Written task - Go through the listing below and list every line with "document".

>> Begin Records shown

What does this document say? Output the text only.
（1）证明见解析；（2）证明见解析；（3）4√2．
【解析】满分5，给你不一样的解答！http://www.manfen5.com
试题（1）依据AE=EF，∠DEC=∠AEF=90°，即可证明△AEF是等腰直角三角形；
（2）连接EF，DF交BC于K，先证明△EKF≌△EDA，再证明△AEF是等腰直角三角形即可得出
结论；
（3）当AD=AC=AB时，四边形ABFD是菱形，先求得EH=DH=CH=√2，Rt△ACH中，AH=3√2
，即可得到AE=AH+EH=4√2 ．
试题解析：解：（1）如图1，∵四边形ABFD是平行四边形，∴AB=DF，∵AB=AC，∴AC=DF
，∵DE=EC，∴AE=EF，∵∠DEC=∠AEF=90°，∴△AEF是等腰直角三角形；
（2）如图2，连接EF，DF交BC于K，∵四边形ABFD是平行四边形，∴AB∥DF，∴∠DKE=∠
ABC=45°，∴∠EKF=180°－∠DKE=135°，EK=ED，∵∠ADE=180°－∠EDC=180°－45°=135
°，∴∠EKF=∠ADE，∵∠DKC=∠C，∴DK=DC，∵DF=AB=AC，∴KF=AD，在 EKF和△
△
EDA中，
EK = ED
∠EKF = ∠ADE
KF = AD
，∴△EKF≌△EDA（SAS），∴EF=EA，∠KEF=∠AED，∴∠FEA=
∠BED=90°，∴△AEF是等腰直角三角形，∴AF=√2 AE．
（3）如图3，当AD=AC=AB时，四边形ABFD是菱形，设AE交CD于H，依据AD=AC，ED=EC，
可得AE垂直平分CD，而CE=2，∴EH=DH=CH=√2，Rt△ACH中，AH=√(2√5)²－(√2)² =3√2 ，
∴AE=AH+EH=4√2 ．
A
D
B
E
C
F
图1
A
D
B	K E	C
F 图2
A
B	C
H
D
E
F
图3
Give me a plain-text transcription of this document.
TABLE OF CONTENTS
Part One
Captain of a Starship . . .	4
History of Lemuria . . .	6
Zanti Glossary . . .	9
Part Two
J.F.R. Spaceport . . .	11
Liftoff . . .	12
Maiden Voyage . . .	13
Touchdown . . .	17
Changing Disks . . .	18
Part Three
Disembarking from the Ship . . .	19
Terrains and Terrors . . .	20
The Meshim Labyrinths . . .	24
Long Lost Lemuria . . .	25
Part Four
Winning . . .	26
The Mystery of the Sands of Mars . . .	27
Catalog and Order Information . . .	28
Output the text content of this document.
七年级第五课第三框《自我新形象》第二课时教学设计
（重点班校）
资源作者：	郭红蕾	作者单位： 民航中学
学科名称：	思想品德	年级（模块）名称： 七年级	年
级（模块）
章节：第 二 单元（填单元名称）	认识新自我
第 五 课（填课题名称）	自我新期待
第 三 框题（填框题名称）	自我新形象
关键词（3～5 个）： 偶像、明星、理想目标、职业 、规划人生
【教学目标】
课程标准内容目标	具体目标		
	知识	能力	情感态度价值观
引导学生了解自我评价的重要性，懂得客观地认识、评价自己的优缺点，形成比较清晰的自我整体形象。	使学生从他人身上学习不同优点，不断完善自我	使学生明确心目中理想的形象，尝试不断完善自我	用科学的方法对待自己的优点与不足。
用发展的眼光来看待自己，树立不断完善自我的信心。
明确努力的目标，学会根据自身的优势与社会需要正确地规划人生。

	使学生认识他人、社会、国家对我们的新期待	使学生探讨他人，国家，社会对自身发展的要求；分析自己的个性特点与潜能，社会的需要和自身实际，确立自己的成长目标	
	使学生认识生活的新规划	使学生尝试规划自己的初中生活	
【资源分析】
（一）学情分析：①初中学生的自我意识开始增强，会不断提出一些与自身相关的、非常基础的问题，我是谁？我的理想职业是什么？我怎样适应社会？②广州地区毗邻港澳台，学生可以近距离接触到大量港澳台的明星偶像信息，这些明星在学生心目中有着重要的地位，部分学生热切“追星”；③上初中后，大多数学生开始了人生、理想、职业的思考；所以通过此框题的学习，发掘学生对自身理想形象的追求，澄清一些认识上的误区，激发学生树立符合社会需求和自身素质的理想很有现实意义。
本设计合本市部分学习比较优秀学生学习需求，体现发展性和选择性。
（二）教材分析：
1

>> End Records shown

Solution to this problem -
What does this document say? Output the text only.
Give me a plain-text transcription of this document.
Output the text content of this document.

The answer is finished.